- _PROBLEM TO SOLVE_: In the data below, find every line with the string "dziecka" and pull it out.

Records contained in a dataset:
* START *

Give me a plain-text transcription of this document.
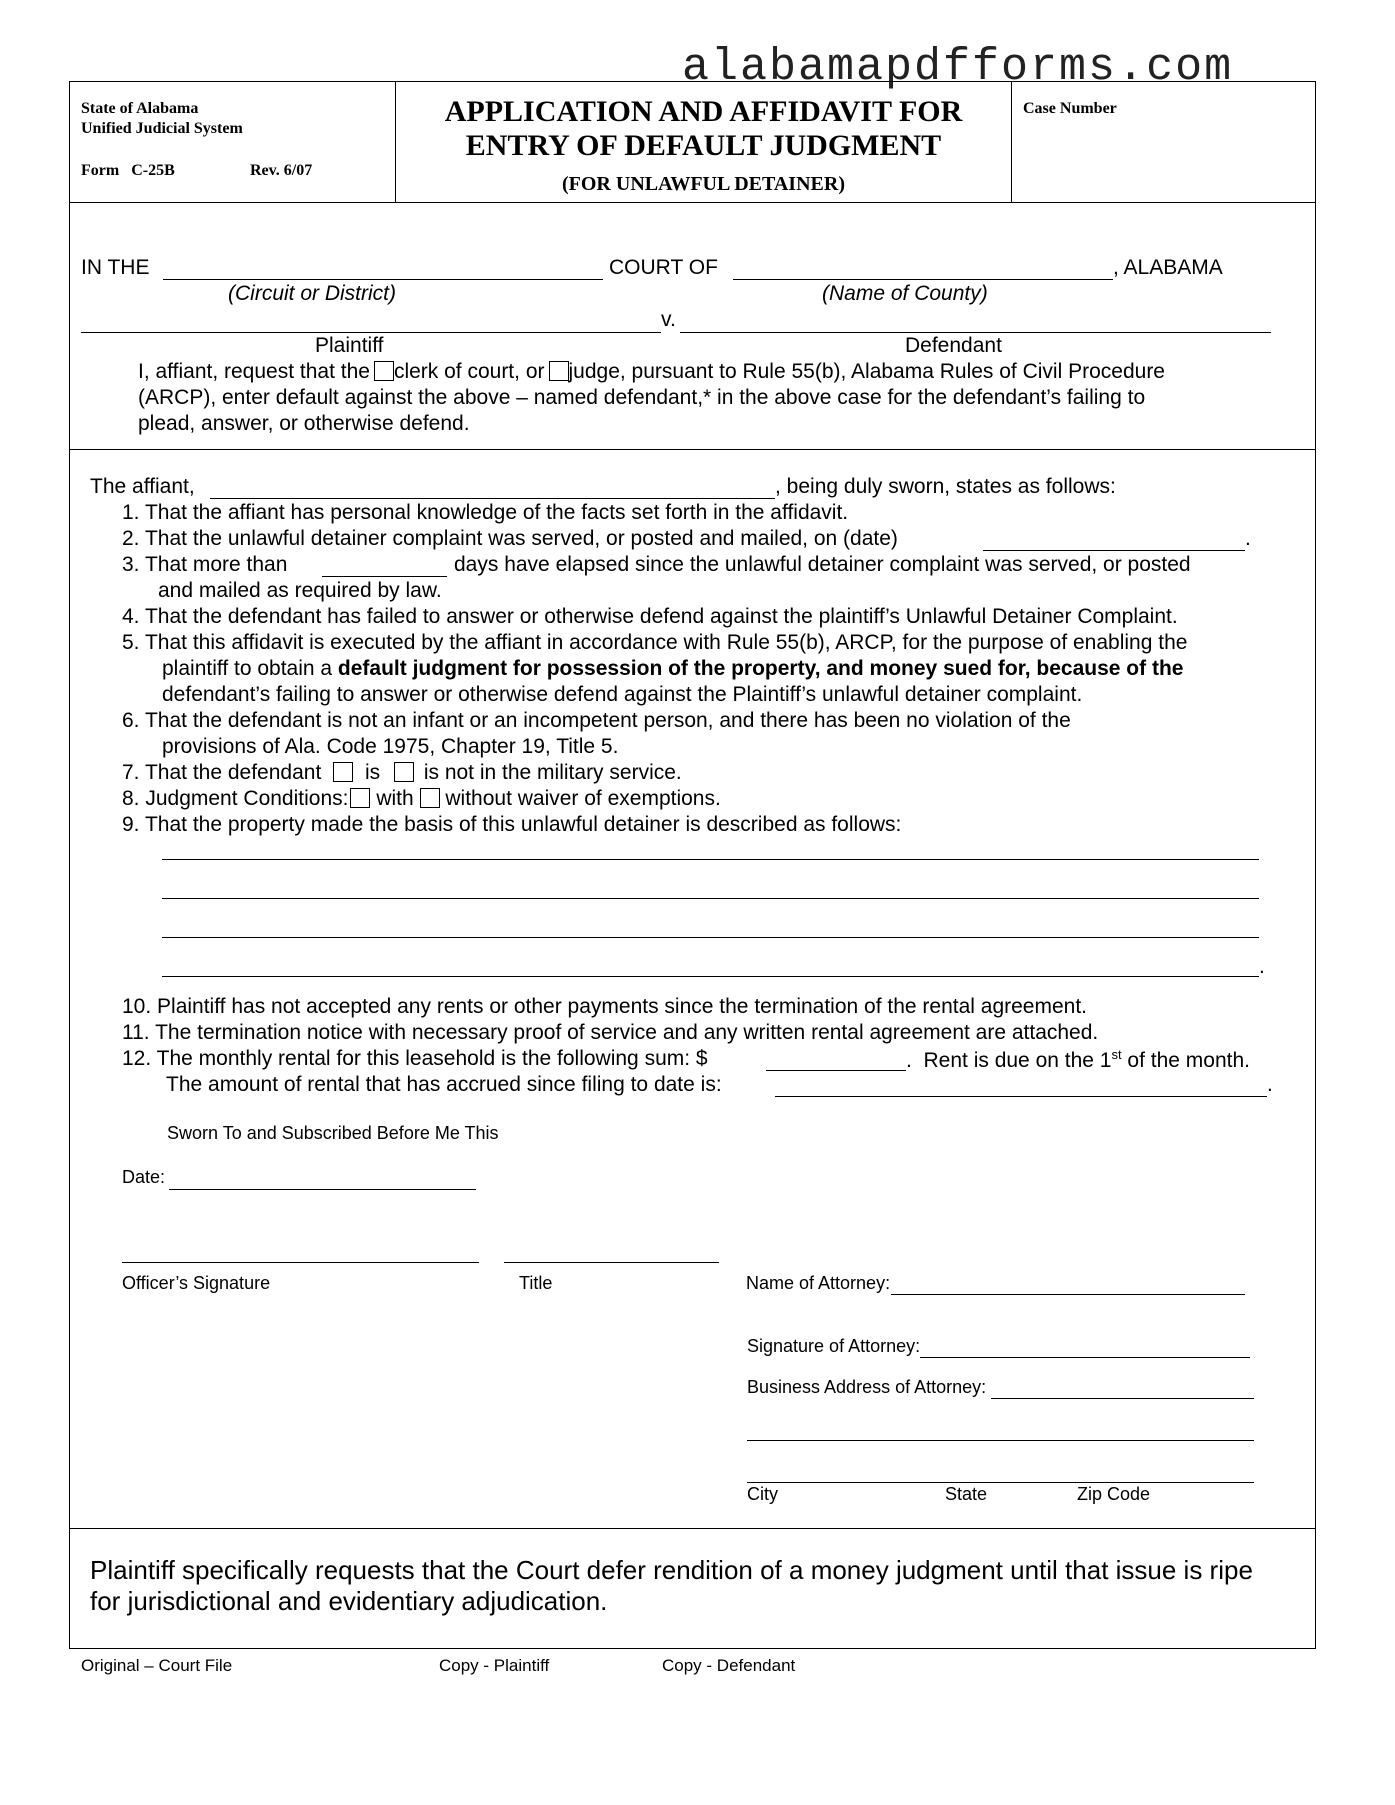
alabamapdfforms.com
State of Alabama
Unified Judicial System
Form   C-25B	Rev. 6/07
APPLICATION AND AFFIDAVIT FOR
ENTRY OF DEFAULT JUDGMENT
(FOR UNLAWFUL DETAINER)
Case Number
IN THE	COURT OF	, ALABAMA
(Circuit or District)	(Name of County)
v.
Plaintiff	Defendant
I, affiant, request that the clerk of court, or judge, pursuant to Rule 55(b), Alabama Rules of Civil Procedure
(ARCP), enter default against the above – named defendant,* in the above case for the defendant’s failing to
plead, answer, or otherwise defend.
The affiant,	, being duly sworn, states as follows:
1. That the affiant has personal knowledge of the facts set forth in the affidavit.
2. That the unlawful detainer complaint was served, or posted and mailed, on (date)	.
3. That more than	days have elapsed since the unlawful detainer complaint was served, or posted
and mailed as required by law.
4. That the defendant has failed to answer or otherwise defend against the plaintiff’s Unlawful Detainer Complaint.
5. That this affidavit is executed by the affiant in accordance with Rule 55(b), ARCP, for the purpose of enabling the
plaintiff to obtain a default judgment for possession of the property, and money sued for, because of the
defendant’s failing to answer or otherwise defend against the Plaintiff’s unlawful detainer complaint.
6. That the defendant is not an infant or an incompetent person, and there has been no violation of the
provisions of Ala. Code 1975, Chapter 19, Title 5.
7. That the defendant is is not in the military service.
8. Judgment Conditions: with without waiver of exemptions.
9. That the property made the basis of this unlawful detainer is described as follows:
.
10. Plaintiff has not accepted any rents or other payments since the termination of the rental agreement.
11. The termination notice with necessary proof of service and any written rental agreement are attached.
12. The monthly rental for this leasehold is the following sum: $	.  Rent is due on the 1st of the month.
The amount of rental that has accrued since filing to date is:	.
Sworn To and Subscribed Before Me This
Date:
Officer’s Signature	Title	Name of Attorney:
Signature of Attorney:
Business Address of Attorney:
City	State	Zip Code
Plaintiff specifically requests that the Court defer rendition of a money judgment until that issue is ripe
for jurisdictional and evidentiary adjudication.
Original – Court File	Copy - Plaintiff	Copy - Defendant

* END *
* START *

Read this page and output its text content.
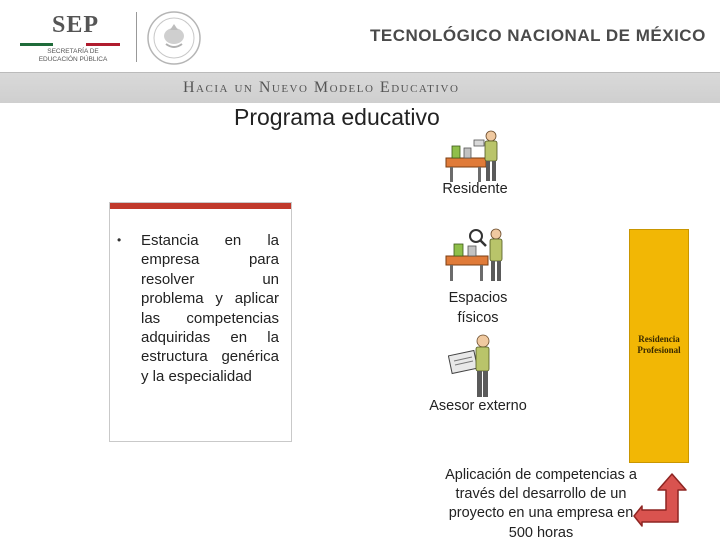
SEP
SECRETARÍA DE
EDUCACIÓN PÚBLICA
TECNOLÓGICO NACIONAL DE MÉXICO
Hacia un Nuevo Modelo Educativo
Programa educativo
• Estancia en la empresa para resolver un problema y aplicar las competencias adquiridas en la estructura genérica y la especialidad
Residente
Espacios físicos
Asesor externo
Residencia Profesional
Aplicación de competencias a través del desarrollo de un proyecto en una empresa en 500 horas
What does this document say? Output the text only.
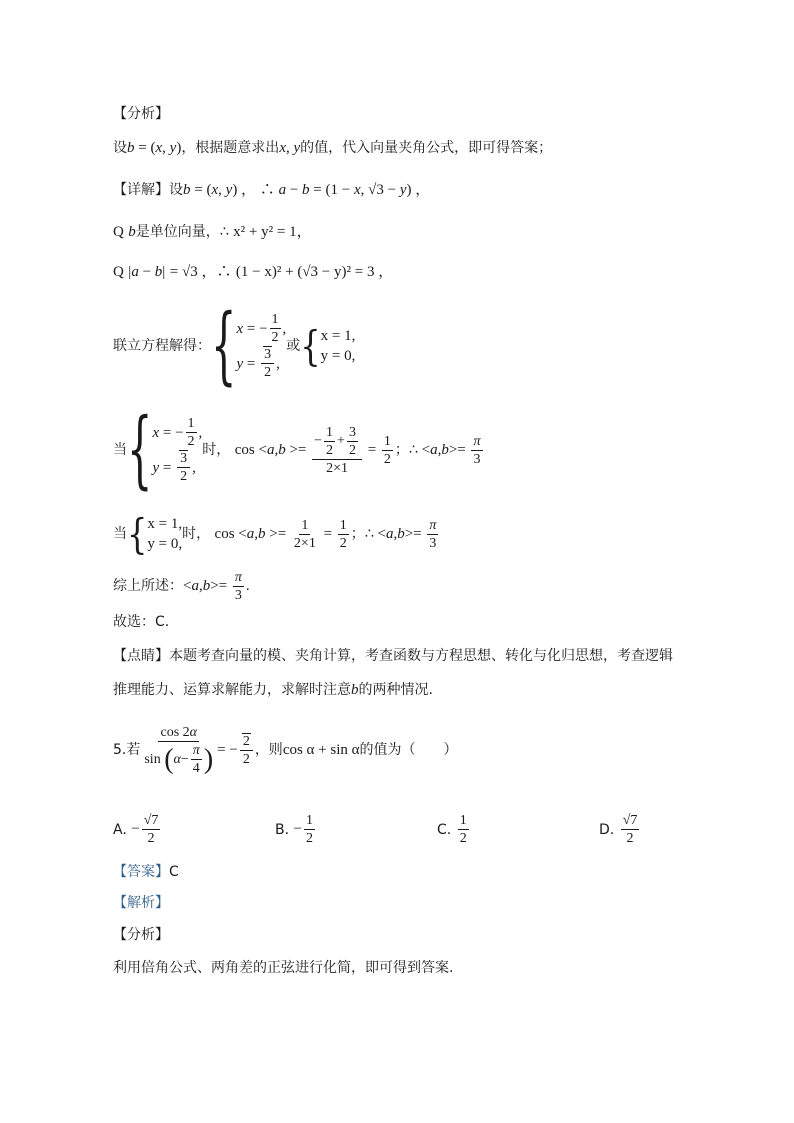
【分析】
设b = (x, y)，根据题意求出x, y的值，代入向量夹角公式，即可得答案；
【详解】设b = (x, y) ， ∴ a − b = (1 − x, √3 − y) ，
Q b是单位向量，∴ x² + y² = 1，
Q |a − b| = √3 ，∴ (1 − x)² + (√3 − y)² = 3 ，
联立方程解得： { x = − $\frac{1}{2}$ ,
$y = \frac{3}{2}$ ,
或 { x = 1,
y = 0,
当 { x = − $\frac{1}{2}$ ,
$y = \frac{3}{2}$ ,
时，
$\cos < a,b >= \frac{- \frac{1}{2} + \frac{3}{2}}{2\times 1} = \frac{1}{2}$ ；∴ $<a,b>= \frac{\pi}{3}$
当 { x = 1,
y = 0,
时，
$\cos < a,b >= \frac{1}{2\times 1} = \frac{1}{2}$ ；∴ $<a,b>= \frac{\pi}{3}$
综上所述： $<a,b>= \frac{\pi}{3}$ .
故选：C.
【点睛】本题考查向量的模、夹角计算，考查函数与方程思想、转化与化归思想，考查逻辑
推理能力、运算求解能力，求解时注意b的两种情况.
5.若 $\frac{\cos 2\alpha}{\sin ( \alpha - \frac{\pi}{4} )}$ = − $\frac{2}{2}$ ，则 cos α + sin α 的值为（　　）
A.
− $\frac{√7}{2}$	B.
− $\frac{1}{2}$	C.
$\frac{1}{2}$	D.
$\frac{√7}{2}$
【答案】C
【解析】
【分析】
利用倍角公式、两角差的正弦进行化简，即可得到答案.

* END *
* START *

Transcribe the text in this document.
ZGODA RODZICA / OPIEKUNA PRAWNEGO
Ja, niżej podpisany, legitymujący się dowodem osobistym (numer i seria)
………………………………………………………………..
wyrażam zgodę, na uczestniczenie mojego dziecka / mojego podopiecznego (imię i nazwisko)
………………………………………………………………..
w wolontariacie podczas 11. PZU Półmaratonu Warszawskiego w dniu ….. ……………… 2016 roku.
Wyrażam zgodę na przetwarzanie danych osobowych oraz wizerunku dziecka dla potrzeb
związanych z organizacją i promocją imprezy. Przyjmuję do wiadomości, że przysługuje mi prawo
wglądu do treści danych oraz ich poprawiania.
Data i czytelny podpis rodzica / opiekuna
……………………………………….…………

* END *

- _THE COMPLETED TASK_:
wyrażam zgodę, na uczestniczenie mojego dziecka / mojego podopiecznego (imię i nazwisko)
Wyrażam zgodę na przetwarzanie danych osobowych oraz wizerunku dziecka dla potrzeb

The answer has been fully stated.